• PAGE:
━━━━━━━━━━

You have to hand it to the second-tier accountancy firms. Though many would feel that the proposed mega-mergers were almost by definition going to put the biggest firms out of their reach, they insist on seeing this as an opportunity.
And, in a sense, they are right. The planned combinations of Coopers & Lybrand and Price Waterhouse - which the European Commission's competition authorities last week confirmed would be subjected to a full investigation - and KPMG and Ernst & Young, which is likely to meet the same fate in the coming weeks - will, if approved, create global accounting and consulting behemoths dedicated to serving the interests of the world's most powerful companies.
Though the firms insist that the interest in smaller organisations that has developed over recent years will remain, it is widely reckoned that this will eventually and inevitably fall victim to the drive to serve those huge and demanding clients. Moreover, interesting and worthwhile as working with small and medium-sized enterprises can be in the long term, it is widely acknowledged that such efforts are never going to produce the level of fees needed to keep a multinational entity employing 100,000 or so people running.
Enter, then, the likes of Pannell Kerr Forster, which last week produced its second set of annual figures. As John Wosner, the firm's outgoing national managing partner, made clear, the results do not show the same sort of heady growth as was reported last year.
But - with partners' average earnings slightly up, at pounds 112,000 a head, and profits steady at pounds 15.86m on marginally lower fees of pounds 72.7m - the firm has some justification in claiming that it is in good shape to gain from any fall-out.

━━━━━━━━━━

• EXERCISE 1: In the accountancy article, who is the outgoing national managing partner of Pannell Kerr Forster?
• EXERCISE 2: Which accountancy firms does the accountancy article name?
• EXERCISE 3: Reproduce the passage of the accountancy article starting at "Though the firms" and ending at "so people running.".

━━━━━━━━━━

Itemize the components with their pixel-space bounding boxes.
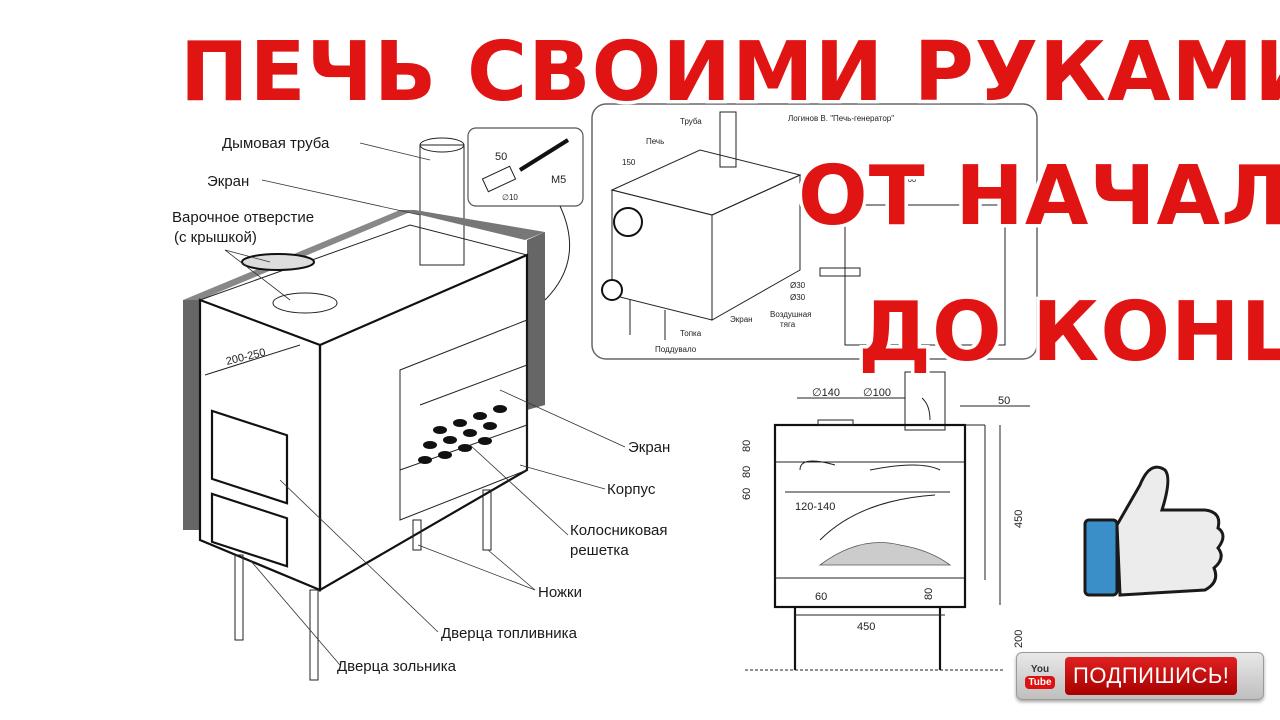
tr-d4: Ø30 <box>790 293 806 302</box>
sec-d-cook: ∅140 <box>812 387 840 399</box>
title-line-2: ОТ НАЧАЛА <box>798 149 1280 244</box>
tr-furnace: Печь <box>646 137 664 146</box>
label-grate-2: решетка <box>570 542 629 559</box>
title-line-1: ПЕЧЬ СВОИМИ РУКАМИ <box>180 25 1280 120</box>
label-grate-1: Колосниковая <box>570 522 668 539</box>
bolt-inset: 50 ∅10 M5 <box>467 127 584 301</box>
thumbs-up-icon <box>1083 465 1225 597</box>
tr-screen: Экран <box>730 315 753 324</box>
subscribe-label: ПОДПИШИСЬ! <box>1065 657 1238 695</box>
chimney <box>419 137 465 266</box>
section-drawing: ∅140 ∅100 50 80 80 60 450 120-140 60 80 … <box>741 371 1030 671</box>
stove-body <box>198 224 529 592</box>
sec-leg-h: 200 <box>1013 630 1025 648</box>
bolt-diameter: ∅10 <box>502 193 518 202</box>
tr-d2: 460 <box>903 175 917 184</box>
section-dims: ∅140 ∅100 50 80 80 60 450 120-140 60 80 … <box>741 387 1030 648</box>
sec-width: 450 <box>857 621 875 633</box>
tr-d1: 150 <box>622 158 636 167</box>
bolt-thread: M5 <box>551 174 566 186</box>
sec-grate-w: 80 <box>923 588 935 600</box>
title-line-3: ДО КОНЦА <box>858 285 1280 380</box>
grate-holes <box>418 405 507 464</box>
sec-h-top-1: 80 <box>741 440 753 452</box>
youtube-logo-tube: Tube <box>1025 675 1055 689</box>
label-fuel-door: Дверца топливника <box>441 625 578 642</box>
caption: Логинов В. "Печь-генератор" <box>788 114 894 123</box>
tr-air-1: Воздушная <box>770 310 811 319</box>
label-screen-top: Экран <box>207 173 249 190</box>
youtube-logo-you: You <box>1030 663 1050 675</box>
bolt-length: 50 <box>495 151 507 163</box>
generator-stove-drawing: Логинов В. "Печь-генератор" Труба Печь Э… <box>591 103 1038 360</box>
label-ash-door: Дверца зольника <box>337 658 457 675</box>
label-legs: Ножки <box>538 584 582 601</box>
tr-firebox: Топка <box>680 329 702 338</box>
sec-h-total: 450 <box>1013 510 1025 528</box>
tr-air-2: тяга <box>780 320 796 329</box>
sec-offset: 50 <box>998 395 1010 407</box>
label-screen-right: Экран <box>628 439 670 456</box>
tr-ashpit: Поддувало <box>655 345 697 354</box>
sec-h-top-2: 80 <box>741 466 753 478</box>
subscribe-button[interactable]: You Tube ПОДПИШИСЬ! <box>1016 652 1264 700</box>
leader-lines <box>224 142 626 666</box>
sec-gap: 120-140 <box>795 501 835 513</box>
tr-pipe: Труба <box>680 117 702 126</box>
dim-depth: 200-250 <box>225 346 267 367</box>
label-cook-hole-1: Варочное отверстие <box>172 209 314 226</box>
youtube-icon: You Tube <box>1023 657 1057 695</box>
sec-d-pipe: ∅100 <box>863 387 891 399</box>
main-stove-drawing: 200-250 Дымовая труба Экран Варочное отв… <box>172 135 670 681</box>
label-body: Корпус <box>607 481 656 498</box>
label-chimney: Дымовая труба <box>222 135 330 152</box>
screen-panels <box>183 210 545 530</box>
tr-d3: Ø30 <box>790 281 806 290</box>
label-cook-hole-2: (с крышкой) <box>174 229 257 246</box>
legs <box>234 489 492 681</box>
dim-line-depth <box>204 344 301 376</box>
sec-h-mid: 60 <box>741 488 753 500</box>
sec-grate-h: 60 <box>815 591 827 603</box>
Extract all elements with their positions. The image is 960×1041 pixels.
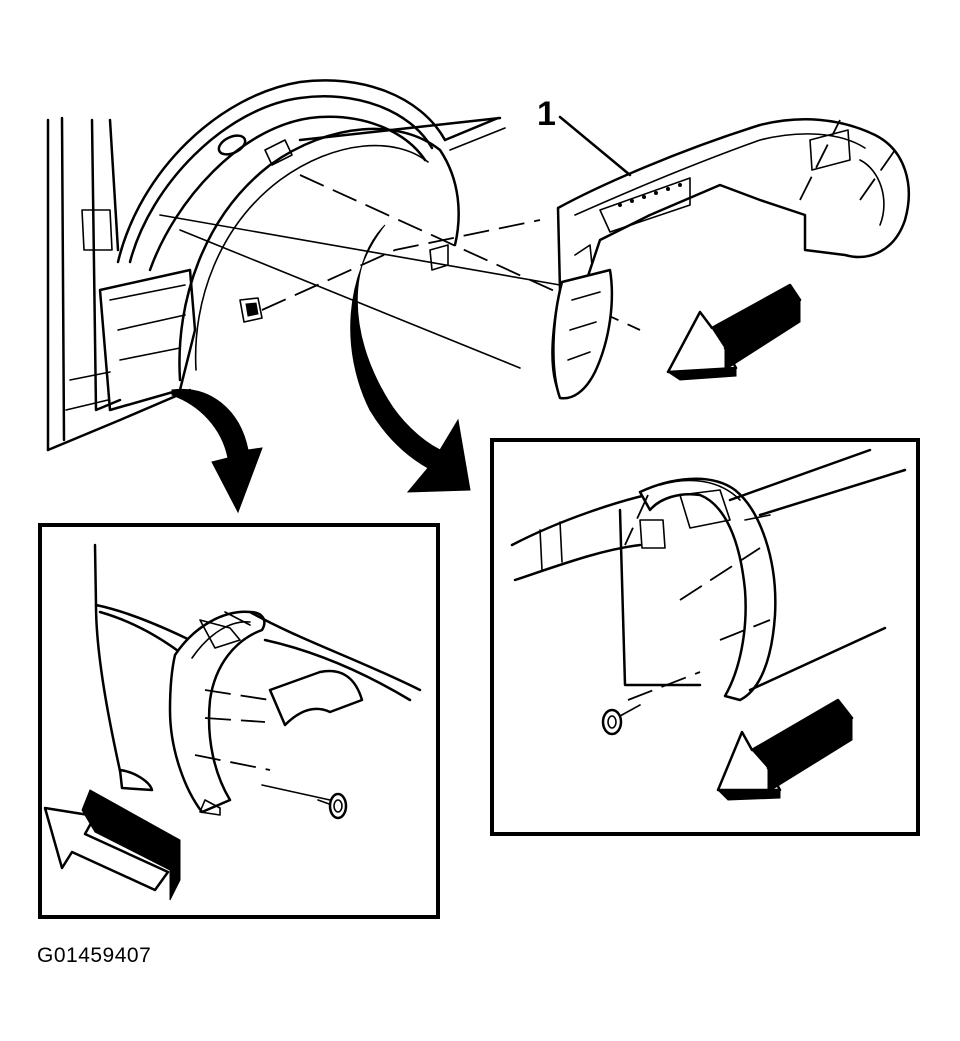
detail-left-fender xyxy=(93,543,422,816)
reference-line xyxy=(179,229,521,369)
callout-number: 1 xyxy=(537,95,556,133)
install-guide-line xyxy=(261,219,541,311)
figure-id: G01459407 xyxy=(37,944,152,967)
detail-view-right xyxy=(490,438,920,836)
reference-line xyxy=(159,214,561,286)
detail-right-fender xyxy=(510,448,907,702)
direction-arrow xyxy=(43,789,181,901)
detail-view-arrow xyxy=(171,224,471,514)
fastener-pushpin xyxy=(601,704,641,736)
vehicle-fender-main-view xyxy=(46,79,506,452)
direction-arrow xyxy=(716,698,854,801)
fastener-pushpin xyxy=(317,792,348,820)
callout-leader xyxy=(558,115,632,177)
direction-arrow xyxy=(666,283,802,381)
wheelhouse-liner-part xyxy=(551,118,910,400)
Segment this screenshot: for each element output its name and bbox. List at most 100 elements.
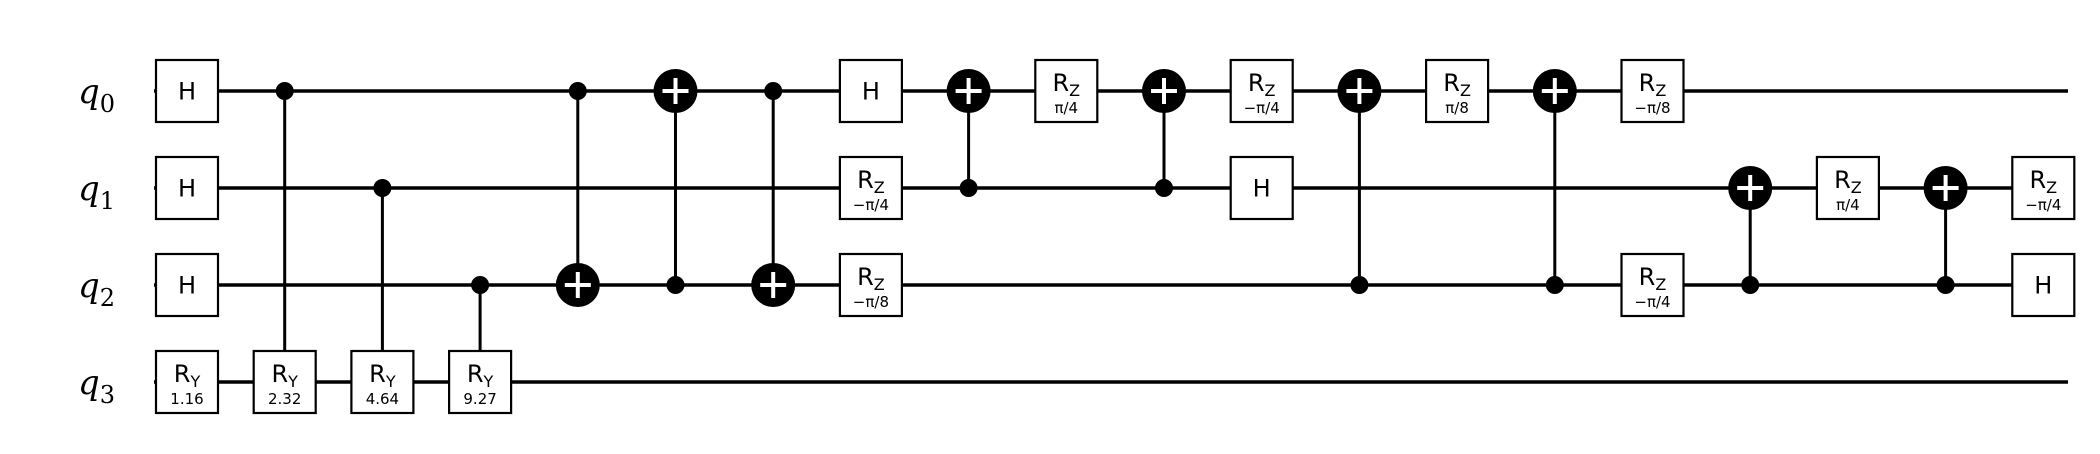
gate-rz: RZ−π/8: [838, 252, 904, 318]
gate-label: RZ: [857, 166, 885, 197]
gate-param: π/4: [1054, 99, 1078, 117]
gate-box: [350, 349, 415, 415]
cnot-target: [1532, 69, 1577, 113]
gate-box: [154, 349, 220, 415]
control-dot: [1936, 276, 1955, 294]
gate-param: 1.16: [170, 390, 203, 408]
gate-h: H: [1229, 155, 1294, 221]
cnot-target: [653, 69, 698, 113]
control-dot: [1155, 179, 1173, 197]
gate-label: H: [862, 78, 880, 106]
control-dot: [1741, 276, 1760, 294]
qubit-label-3: q3: [78, 363, 115, 409]
gate-box: [1620, 252, 1685, 318]
gate-label: RZ: [1443, 69, 1471, 100]
gate-box: [1229, 58, 1294, 124]
gate-label: RZ: [1052, 69, 1080, 100]
gate-h: H: [154, 252, 220, 318]
control-dot: [666, 276, 685, 294]
gate-param: 9.27: [463, 390, 496, 408]
gate-label: H: [178, 272, 196, 300]
gate-param: π/8: [1445, 99, 1469, 117]
gate-label: RY: [467, 360, 494, 391]
gate-ry: RY9.27: [448, 349, 513, 415]
gate-label: RZ: [857, 263, 885, 294]
gate-box: [2011, 252, 2076, 318]
gate-label: RZ: [1248, 69, 1276, 100]
gate-param: −π/4: [1634, 293, 1670, 311]
gate-label: RY: [271, 360, 298, 391]
gate-param: −π/4: [1244, 99, 1280, 117]
cnot-target: [1923, 166, 1968, 210]
gate-box: [154, 155, 220, 221]
control-dot: [959, 179, 978, 197]
gate-label: RZ: [1834, 166, 1862, 197]
gate-box: [2011, 155, 2076, 221]
cnot-target: [1337, 69, 1382, 113]
qubit-label-2: q2: [78, 266, 115, 312]
gate-box: [154, 58, 220, 124]
cnot-target: [1142, 69, 1186, 113]
control-dot: [764, 82, 783, 100]
gate-param: −π/4: [853, 196, 889, 214]
gate-label: RY: [174, 360, 201, 391]
qubit-labels: q0 q1 q2 q3: [78, 72, 115, 409]
qubit-wires: [154, 89, 2068, 384]
control-dot: [275, 82, 294, 100]
gate-rz: RZπ/4: [1815, 155, 1881, 221]
cnot-target: [1728, 166, 1773, 210]
gate-label: RZ: [2029, 166, 2057, 197]
gate-param: 2.32: [268, 390, 301, 408]
gate-rz: RZ−π/4: [1229, 58, 1294, 124]
gate-label: H: [178, 78, 196, 106]
gate-box: [1815, 155, 1881, 221]
gate-rz: RZ−π/4: [838, 155, 904, 221]
gate-h: H: [154, 58, 220, 124]
control-dot: [1350, 276, 1369, 294]
cnot-target: [555, 263, 600, 307]
gate-param: −π/8: [853, 293, 889, 311]
cnot-target: [751, 263, 796, 307]
gate-rz: RZ−π/8: [1620, 58, 1685, 124]
cnot-target: [946, 69, 991, 113]
gate-box: [154, 252, 220, 318]
gate-rz: RZπ/4: [1034, 58, 1099, 124]
control-dot: [471, 276, 490, 294]
control-dot: [568, 82, 587, 100]
gate-box: [1424, 58, 1490, 124]
gate-label: H: [178, 175, 196, 203]
gate-ry: RY2.32: [252, 349, 317, 415]
gate-rz: RZ−π/4: [1620, 252, 1685, 318]
gate-label: H: [2034, 272, 2052, 300]
gate-box: [838, 252, 904, 318]
gate-box: [1034, 58, 1099, 124]
gate-param: π/4: [1836, 196, 1860, 214]
qubit-label-0: q0: [78, 72, 115, 118]
gate-param: 4.64: [366, 390, 399, 408]
gate-label: RY: [369, 360, 396, 391]
gate-param: −π/8: [1634, 99, 1670, 117]
gate-box: [1229, 155, 1294, 221]
gate-label: H: [1253, 175, 1271, 203]
gate-rz: RZπ/8: [1424, 58, 1490, 124]
gate-h: H: [2011, 252, 2076, 318]
control-connectors: [283, 91, 1948, 382]
qubit-label-1: q1: [78, 169, 115, 215]
control-dot: [373, 179, 392, 197]
gate-h: H: [838, 58, 904, 124]
circuit-operations: HHHRY1.16RY2.32RY4.64RY9.27HRZ−π/4RZ−π/8…: [154, 58, 2076, 415]
gate-rz: RZ−π/4: [2011, 155, 2076, 221]
gate-ry: RY4.64: [350, 349, 415, 415]
gate-h: H: [154, 155, 220, 221]
gate-box: [448, 349, 513, 415]
gate-label: RZ: [1639, 263, 1667, 294]
gate-param: −π/4: [2025, 196, 2061, 214]
gate-box: [252, 349, 317, 415]
gate-box: [838, 58, 904, 124]
gate-ry: RY1.16: [154, 349, 220, 415]
control-dot: [1545, 276, 1564, 294]
gate-box: [1620, 58, 1685, 124]
gate-box: [838, 155, 904, 221]
gate-label: RZ: [1639, 69, 1667, 100]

━━━━━━━━━━

• FULL SOLUTION 1: John Wosner

• FULL SOLUTION 2: Coopers & Lybrand, Price Waterhouse, KPMG, Ernst & Young, Pannell Kerr Forster

• FULL SOLUTION 3:
Though the firms insist that the interest in smaller organisations that has developed over recent years will remain, it is widely reckoned that this will eventually and inevitably fall victim to the drive to serve those huge and demanding clients. Moreover, interesting and worthwhile as working with small and medium-sized enterprises can be in the long term, it is widely acknowledged that such efforts are never going to produce the level of fees needed to keep a multinational entity employing 100,000 or so people running.